What to produce ▸ Comb through the entries for "五體情報" and pull out each line that holds it.

Input for this task ▸
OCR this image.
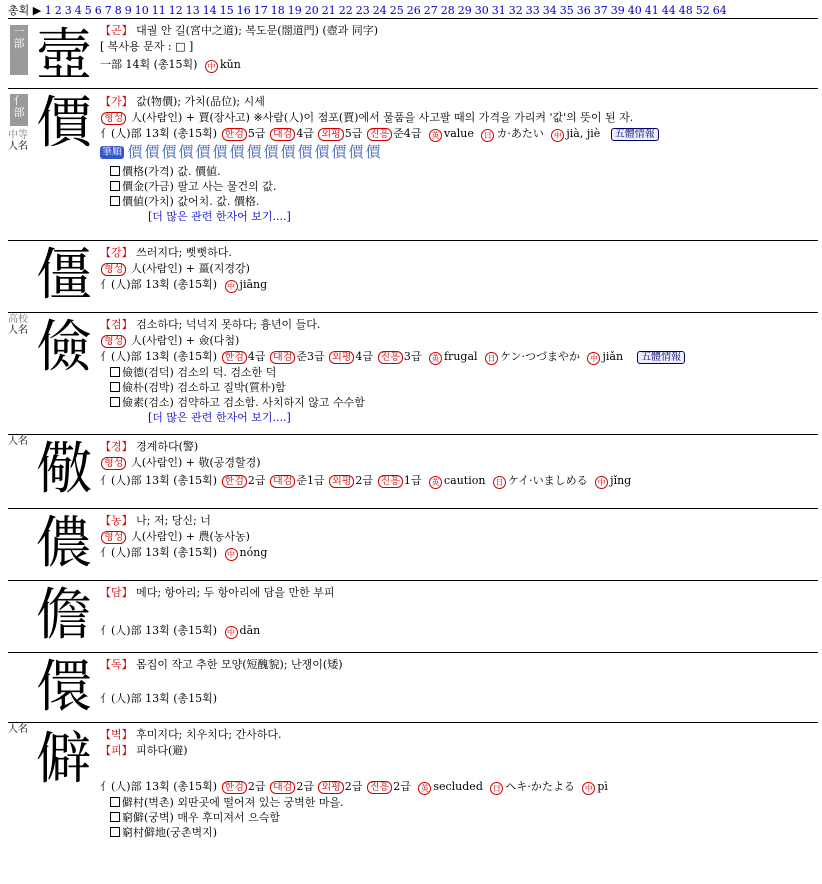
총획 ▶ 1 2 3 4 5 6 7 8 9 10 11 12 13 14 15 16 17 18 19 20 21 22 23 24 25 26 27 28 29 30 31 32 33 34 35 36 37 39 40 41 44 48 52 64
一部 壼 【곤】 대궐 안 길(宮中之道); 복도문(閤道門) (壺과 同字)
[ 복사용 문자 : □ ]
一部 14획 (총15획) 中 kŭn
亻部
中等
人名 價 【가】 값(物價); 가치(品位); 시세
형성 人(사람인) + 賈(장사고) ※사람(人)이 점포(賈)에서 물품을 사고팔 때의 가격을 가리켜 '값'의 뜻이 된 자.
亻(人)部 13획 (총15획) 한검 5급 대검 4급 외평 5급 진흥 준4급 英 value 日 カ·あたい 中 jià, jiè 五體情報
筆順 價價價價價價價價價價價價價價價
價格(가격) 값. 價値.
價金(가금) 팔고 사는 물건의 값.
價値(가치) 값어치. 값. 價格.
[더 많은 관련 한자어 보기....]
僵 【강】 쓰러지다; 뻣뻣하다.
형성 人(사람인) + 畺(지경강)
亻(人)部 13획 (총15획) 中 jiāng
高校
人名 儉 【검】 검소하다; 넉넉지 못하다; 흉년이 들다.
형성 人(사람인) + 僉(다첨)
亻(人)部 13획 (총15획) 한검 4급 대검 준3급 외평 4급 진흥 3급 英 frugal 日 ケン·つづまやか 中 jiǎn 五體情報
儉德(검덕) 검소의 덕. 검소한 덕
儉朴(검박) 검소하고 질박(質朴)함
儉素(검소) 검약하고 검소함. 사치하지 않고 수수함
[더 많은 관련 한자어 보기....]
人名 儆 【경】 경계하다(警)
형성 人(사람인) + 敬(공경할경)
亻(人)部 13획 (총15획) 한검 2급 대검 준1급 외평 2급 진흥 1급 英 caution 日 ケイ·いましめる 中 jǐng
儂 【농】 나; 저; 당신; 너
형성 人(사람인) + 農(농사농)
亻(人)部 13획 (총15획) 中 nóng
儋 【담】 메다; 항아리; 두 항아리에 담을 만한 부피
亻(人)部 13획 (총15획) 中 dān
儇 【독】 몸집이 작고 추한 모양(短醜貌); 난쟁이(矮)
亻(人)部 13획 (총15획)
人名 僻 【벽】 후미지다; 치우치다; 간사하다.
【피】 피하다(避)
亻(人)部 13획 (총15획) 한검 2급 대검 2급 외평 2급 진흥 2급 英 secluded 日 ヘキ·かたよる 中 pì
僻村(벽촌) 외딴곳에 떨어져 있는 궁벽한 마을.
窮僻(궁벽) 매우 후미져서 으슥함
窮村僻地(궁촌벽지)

Complete output ▸
亻(人)部 13획 (총15획) 한검 5급 대검 4급 외평 5급 진흥 준4급 英 value 日 カ·あたい 中 jià, jiè 五體情報
亻(人)部 13획 (총15획) 한검 4급 대검 준3급 외평 4급 진흥 3급 英 frugal 日 ケン·つづまやか 中 jiǎn 五體情報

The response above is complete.